==== Records ====

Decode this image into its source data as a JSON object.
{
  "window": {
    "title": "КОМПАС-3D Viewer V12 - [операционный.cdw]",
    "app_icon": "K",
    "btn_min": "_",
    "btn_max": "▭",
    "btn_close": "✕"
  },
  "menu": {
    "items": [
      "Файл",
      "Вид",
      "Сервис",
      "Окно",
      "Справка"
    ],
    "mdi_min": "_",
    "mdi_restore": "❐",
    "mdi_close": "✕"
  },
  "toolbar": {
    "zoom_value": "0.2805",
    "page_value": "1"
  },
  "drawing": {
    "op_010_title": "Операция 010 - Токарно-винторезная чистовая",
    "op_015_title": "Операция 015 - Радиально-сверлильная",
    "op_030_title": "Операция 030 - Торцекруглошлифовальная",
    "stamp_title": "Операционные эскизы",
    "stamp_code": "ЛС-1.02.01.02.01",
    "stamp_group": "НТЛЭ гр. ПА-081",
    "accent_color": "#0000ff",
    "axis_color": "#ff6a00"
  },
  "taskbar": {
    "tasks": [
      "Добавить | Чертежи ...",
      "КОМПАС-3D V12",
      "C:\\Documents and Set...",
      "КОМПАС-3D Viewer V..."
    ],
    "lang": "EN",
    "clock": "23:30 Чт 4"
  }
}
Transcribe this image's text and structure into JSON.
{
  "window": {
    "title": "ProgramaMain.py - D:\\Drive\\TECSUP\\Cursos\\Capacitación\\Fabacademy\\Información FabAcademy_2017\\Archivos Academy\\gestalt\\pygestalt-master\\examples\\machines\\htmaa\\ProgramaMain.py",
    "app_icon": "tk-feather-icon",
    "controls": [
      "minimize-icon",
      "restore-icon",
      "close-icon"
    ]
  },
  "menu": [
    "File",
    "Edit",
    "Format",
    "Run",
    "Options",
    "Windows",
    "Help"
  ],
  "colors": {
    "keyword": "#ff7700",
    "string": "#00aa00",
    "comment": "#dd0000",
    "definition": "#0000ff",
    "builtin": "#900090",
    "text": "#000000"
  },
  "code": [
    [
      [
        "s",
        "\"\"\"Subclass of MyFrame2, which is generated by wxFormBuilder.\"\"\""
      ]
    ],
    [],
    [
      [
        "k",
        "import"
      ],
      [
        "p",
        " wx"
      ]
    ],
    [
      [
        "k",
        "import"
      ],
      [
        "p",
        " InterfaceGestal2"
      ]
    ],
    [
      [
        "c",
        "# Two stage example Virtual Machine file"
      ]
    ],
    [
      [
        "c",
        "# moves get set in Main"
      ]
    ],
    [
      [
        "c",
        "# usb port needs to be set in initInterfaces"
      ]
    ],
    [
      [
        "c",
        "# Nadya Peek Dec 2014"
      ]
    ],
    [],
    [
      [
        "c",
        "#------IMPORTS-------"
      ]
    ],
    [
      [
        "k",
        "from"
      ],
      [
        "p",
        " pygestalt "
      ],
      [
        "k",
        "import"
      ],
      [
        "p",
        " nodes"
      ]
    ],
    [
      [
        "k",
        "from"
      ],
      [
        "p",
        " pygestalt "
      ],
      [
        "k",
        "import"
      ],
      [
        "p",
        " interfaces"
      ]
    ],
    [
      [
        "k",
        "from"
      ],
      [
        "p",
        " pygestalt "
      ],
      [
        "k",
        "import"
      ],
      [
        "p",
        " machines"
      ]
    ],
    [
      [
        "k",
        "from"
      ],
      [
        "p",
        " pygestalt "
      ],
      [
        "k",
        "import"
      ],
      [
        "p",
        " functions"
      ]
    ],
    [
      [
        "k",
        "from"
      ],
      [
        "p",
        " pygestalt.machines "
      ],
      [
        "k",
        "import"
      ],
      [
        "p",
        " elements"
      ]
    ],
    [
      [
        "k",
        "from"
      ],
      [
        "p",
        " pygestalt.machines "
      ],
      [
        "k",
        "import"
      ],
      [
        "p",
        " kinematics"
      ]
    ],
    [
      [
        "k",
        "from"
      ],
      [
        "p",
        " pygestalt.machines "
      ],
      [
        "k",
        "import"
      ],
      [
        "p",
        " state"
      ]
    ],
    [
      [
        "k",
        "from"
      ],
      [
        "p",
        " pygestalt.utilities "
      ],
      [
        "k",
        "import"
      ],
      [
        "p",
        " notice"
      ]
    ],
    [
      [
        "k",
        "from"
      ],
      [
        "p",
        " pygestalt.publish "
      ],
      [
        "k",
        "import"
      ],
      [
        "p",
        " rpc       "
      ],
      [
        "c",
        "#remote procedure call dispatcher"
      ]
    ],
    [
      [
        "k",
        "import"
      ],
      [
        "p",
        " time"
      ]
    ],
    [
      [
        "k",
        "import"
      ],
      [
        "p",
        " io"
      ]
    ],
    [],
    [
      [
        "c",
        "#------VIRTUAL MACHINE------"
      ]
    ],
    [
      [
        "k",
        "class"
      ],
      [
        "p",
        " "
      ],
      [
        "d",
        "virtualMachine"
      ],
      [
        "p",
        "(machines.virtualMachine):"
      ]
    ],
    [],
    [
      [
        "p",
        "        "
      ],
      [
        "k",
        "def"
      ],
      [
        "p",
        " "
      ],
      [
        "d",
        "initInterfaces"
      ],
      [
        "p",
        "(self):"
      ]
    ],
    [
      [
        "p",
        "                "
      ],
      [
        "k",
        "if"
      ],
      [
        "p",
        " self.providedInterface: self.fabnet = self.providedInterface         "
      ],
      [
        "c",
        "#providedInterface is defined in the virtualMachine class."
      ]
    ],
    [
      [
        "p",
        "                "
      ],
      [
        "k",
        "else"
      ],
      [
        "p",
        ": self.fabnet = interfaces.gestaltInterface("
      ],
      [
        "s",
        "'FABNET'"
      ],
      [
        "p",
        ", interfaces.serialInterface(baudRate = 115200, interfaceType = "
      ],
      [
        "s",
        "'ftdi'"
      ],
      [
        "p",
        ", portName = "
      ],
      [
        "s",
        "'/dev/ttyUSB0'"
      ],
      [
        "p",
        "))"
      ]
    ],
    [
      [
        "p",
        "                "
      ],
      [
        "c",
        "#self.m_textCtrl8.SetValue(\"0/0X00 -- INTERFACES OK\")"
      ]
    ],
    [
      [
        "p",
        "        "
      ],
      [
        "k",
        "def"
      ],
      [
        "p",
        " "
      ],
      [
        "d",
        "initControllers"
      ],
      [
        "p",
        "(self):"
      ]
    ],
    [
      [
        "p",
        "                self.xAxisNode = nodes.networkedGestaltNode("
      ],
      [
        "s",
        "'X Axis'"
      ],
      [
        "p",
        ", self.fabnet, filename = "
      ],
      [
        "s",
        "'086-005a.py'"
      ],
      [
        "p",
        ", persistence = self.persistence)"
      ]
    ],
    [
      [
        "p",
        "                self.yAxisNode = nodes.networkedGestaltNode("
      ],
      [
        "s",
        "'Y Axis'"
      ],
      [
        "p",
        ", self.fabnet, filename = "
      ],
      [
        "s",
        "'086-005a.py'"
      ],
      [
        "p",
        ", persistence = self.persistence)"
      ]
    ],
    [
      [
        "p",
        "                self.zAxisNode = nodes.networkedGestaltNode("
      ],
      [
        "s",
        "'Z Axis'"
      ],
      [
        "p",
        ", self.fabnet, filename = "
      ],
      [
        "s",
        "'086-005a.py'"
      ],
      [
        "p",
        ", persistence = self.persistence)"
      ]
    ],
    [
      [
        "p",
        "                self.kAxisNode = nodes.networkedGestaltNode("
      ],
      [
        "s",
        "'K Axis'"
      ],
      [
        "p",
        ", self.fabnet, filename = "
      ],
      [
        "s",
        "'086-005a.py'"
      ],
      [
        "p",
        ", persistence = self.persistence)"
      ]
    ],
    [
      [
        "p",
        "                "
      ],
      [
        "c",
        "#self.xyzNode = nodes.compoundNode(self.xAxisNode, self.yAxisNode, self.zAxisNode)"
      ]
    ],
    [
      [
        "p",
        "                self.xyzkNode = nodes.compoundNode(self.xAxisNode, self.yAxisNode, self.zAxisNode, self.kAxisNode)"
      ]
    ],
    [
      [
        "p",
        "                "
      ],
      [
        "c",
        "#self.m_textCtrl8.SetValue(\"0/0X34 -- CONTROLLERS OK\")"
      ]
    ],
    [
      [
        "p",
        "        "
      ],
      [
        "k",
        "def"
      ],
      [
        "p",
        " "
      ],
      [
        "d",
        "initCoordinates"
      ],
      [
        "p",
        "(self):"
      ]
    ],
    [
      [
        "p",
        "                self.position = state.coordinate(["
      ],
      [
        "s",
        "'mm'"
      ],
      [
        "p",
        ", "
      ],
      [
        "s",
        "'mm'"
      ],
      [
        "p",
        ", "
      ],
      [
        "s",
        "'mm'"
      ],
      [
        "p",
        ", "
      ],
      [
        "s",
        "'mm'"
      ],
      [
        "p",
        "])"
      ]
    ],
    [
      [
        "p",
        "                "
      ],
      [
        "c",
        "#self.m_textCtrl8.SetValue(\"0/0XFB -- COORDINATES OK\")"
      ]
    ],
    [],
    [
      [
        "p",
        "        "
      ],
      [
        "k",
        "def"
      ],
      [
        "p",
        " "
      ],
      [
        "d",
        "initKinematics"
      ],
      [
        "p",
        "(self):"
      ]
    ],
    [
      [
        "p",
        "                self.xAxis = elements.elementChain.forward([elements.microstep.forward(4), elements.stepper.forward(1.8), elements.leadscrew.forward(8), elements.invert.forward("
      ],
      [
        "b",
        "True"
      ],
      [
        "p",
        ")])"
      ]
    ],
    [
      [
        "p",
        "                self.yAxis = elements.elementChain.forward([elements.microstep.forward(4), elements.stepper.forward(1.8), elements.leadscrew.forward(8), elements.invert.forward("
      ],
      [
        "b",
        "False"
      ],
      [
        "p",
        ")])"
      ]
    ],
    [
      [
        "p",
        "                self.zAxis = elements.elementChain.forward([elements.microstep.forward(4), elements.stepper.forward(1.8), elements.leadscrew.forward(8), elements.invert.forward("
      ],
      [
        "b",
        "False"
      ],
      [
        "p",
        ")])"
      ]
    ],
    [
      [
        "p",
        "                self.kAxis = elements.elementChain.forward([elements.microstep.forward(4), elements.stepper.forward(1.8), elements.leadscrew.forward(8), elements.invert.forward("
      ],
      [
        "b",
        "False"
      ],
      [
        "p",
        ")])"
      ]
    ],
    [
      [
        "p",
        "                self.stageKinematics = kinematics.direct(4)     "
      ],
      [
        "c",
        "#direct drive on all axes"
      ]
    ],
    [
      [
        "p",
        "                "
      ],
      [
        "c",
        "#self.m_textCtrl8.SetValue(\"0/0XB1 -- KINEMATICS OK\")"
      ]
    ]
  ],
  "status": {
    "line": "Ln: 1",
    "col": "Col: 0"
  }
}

====

Extract all lines that hold the word "Viewer".

- The result -
    "title": "КОМПАС-3D Viewer V12 - [операционный.cdw]",
      "КОМПАС-3D Viewer V..."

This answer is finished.